Stored entries:
********

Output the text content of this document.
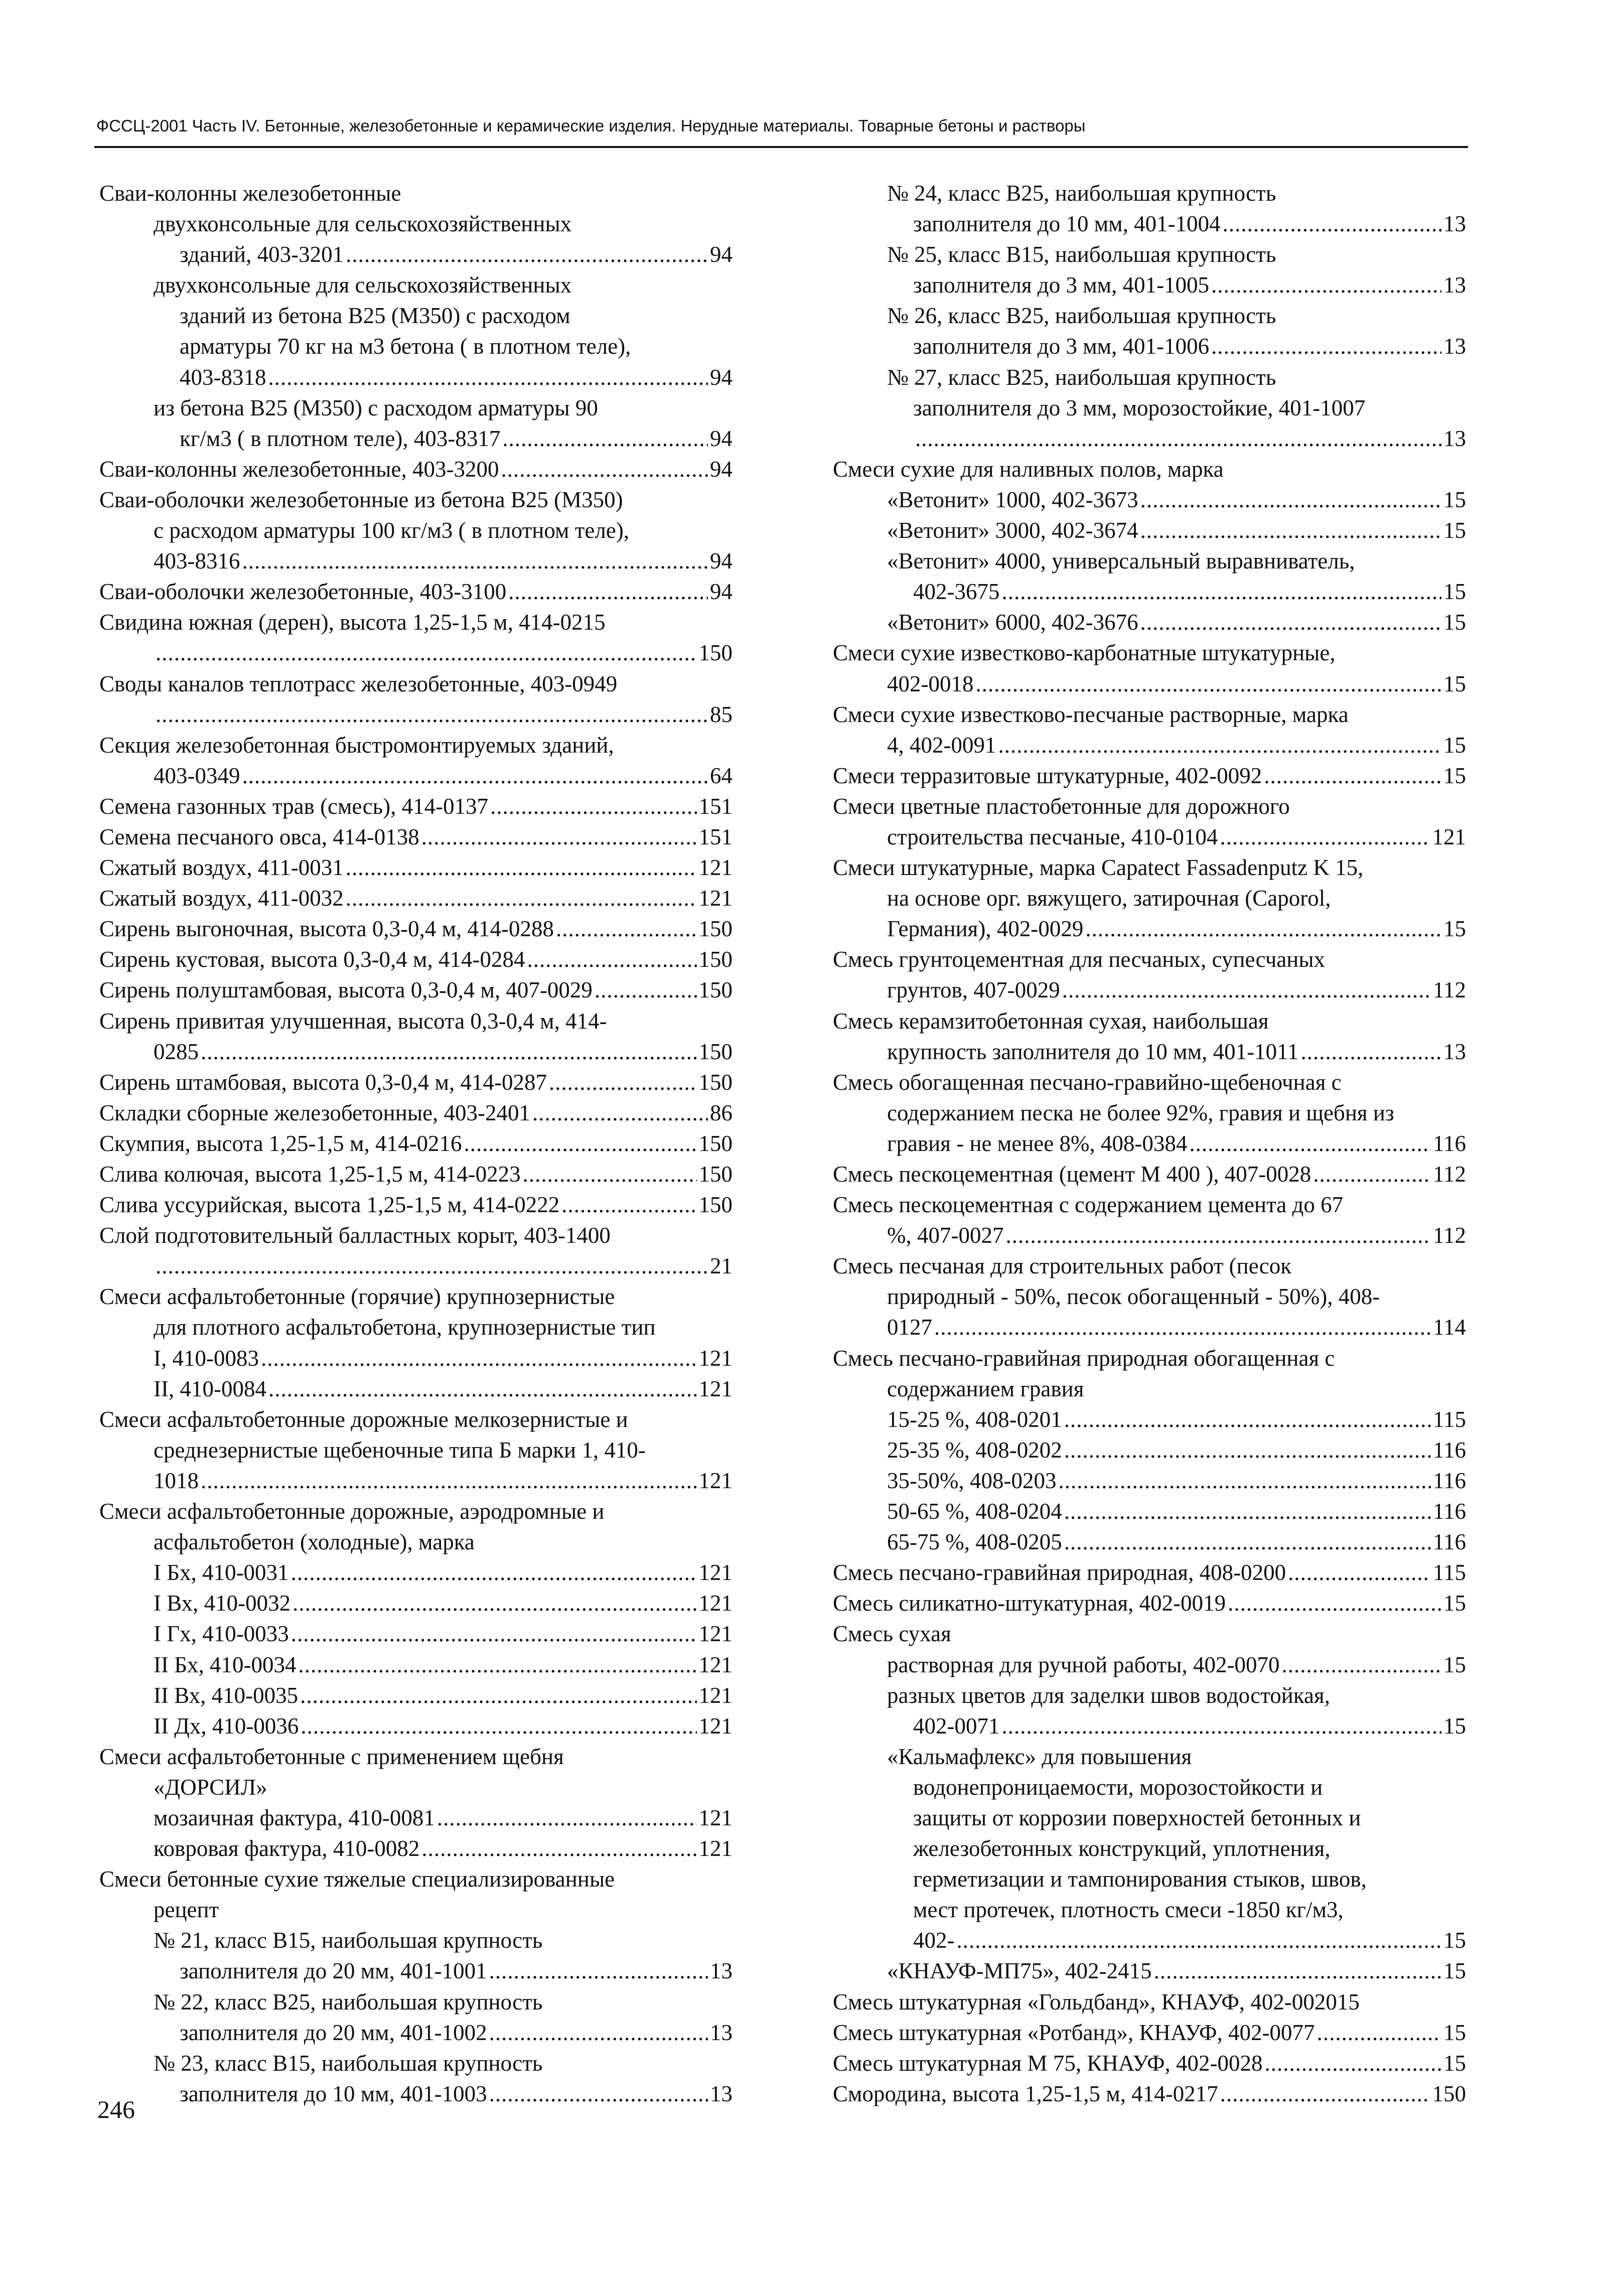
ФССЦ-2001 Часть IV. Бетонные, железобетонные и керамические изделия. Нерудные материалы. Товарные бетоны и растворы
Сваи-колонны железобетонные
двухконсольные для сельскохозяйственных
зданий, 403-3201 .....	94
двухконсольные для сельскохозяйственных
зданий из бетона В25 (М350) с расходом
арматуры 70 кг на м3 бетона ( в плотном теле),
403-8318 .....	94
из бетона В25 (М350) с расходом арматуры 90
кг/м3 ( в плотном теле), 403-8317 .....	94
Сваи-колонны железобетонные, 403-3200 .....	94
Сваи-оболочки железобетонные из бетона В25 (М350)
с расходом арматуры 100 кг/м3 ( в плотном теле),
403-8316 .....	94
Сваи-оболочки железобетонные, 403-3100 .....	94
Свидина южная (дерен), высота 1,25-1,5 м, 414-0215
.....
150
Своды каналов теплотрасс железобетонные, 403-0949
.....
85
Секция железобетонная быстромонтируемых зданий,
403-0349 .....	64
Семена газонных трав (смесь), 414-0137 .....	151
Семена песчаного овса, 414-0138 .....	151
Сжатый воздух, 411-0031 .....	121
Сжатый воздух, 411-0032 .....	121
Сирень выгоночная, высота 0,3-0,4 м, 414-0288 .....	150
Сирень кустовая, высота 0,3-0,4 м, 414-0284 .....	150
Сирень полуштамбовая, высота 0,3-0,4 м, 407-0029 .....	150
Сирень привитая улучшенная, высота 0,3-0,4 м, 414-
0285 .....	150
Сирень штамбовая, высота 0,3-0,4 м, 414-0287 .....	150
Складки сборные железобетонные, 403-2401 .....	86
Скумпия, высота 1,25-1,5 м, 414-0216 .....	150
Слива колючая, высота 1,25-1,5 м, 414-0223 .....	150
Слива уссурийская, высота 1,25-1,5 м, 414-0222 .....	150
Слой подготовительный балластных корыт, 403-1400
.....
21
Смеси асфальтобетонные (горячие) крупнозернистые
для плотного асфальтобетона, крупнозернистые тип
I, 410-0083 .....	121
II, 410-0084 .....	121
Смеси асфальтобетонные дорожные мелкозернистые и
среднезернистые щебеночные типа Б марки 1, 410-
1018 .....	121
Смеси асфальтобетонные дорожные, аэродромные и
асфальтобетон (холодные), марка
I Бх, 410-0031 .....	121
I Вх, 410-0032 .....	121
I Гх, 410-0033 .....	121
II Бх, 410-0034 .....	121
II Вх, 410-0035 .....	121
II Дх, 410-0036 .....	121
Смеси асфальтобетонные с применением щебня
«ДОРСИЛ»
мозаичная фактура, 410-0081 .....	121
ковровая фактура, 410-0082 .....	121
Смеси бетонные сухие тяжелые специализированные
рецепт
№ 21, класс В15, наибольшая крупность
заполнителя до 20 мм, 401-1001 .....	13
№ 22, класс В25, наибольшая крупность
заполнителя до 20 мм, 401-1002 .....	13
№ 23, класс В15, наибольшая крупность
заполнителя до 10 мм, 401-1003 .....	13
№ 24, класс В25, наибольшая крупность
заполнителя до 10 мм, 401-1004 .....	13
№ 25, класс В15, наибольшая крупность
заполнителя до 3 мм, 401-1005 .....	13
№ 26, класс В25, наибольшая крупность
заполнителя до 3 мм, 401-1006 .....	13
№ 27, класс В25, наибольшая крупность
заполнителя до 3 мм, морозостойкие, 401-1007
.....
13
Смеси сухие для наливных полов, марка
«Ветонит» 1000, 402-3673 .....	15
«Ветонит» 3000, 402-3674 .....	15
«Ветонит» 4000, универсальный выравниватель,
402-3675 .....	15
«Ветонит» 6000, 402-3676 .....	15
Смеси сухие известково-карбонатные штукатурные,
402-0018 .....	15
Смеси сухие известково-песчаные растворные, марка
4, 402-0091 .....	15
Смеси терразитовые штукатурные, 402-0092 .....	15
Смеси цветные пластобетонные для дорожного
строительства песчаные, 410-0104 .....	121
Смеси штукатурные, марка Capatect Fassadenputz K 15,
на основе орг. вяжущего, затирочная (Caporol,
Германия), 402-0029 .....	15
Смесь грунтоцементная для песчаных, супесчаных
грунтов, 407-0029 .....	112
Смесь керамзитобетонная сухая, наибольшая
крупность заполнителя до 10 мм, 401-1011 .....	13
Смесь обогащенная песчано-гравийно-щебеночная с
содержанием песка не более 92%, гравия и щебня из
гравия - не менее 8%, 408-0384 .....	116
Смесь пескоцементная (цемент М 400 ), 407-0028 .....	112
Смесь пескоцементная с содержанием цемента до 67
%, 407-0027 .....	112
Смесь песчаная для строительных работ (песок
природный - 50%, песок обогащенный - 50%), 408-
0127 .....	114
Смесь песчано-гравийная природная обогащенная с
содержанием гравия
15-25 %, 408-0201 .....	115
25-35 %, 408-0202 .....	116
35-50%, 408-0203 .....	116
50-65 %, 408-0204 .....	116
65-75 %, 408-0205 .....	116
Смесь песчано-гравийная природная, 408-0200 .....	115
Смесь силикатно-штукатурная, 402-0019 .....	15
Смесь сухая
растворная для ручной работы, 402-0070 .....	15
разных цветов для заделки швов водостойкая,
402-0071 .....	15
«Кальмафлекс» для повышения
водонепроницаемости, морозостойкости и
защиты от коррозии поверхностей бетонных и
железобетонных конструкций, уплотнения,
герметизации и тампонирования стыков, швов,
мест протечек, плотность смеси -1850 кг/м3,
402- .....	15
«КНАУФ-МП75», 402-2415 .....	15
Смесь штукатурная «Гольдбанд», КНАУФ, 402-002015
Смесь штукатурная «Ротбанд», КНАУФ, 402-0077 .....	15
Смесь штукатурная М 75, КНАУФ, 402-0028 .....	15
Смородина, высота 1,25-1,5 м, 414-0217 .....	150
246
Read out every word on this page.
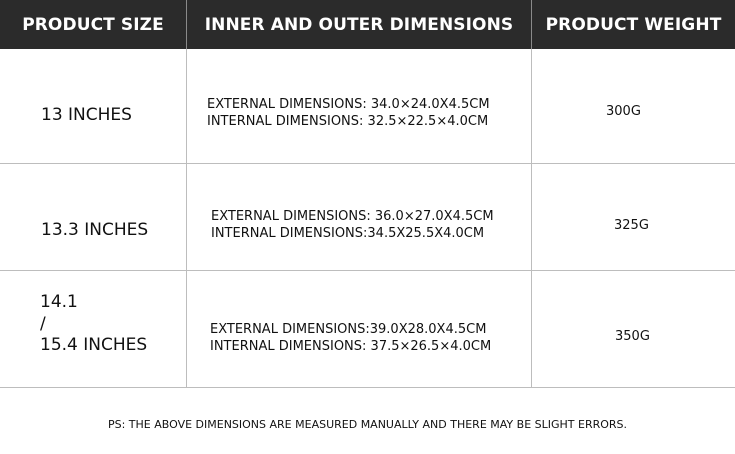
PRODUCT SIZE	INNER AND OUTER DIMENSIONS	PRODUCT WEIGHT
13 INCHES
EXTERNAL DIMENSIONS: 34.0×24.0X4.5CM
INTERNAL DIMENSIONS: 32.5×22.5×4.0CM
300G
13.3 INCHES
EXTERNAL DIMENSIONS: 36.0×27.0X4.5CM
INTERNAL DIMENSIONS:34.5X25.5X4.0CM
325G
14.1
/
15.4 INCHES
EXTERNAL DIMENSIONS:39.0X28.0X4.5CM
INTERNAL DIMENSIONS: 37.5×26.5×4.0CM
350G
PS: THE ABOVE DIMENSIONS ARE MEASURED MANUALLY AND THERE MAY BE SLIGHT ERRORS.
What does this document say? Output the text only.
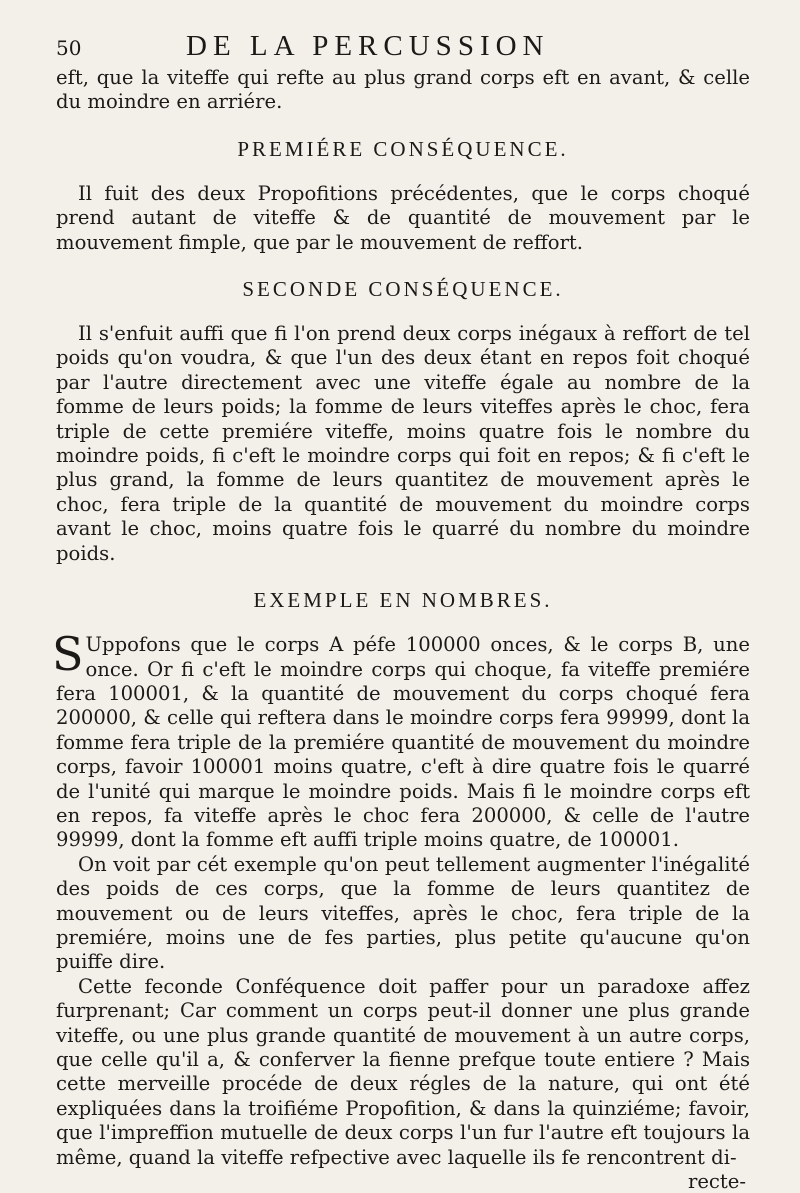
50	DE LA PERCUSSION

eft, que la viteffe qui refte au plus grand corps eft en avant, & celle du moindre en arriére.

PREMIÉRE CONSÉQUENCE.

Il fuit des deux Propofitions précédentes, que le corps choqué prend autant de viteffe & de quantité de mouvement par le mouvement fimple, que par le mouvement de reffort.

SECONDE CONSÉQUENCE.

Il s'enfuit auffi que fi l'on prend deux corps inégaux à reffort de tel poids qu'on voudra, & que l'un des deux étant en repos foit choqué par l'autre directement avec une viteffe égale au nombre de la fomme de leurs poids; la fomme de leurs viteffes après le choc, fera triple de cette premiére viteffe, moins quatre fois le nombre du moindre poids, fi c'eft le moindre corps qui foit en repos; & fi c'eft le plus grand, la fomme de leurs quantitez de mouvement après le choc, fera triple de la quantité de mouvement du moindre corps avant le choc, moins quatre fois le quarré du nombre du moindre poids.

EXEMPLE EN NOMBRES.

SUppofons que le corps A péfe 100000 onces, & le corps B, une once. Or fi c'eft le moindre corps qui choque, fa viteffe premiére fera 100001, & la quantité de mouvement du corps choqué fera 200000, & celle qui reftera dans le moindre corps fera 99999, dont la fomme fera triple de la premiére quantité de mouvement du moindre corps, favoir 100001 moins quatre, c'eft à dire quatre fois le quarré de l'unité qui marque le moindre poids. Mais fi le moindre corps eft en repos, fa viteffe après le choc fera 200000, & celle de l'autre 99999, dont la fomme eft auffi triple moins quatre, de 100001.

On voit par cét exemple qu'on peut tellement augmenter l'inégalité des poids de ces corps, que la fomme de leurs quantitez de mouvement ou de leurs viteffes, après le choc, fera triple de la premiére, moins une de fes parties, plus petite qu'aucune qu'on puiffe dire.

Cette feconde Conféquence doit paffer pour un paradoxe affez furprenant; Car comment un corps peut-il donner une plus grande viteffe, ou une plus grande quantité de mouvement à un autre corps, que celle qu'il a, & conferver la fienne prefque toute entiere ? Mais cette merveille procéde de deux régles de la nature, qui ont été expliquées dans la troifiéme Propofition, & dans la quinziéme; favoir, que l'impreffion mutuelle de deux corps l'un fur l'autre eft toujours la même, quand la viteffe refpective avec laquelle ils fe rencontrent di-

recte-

********

What the task asks:
Go through the material above and count the lines that contain "гравия"; answer with the number alone.

Full response:
3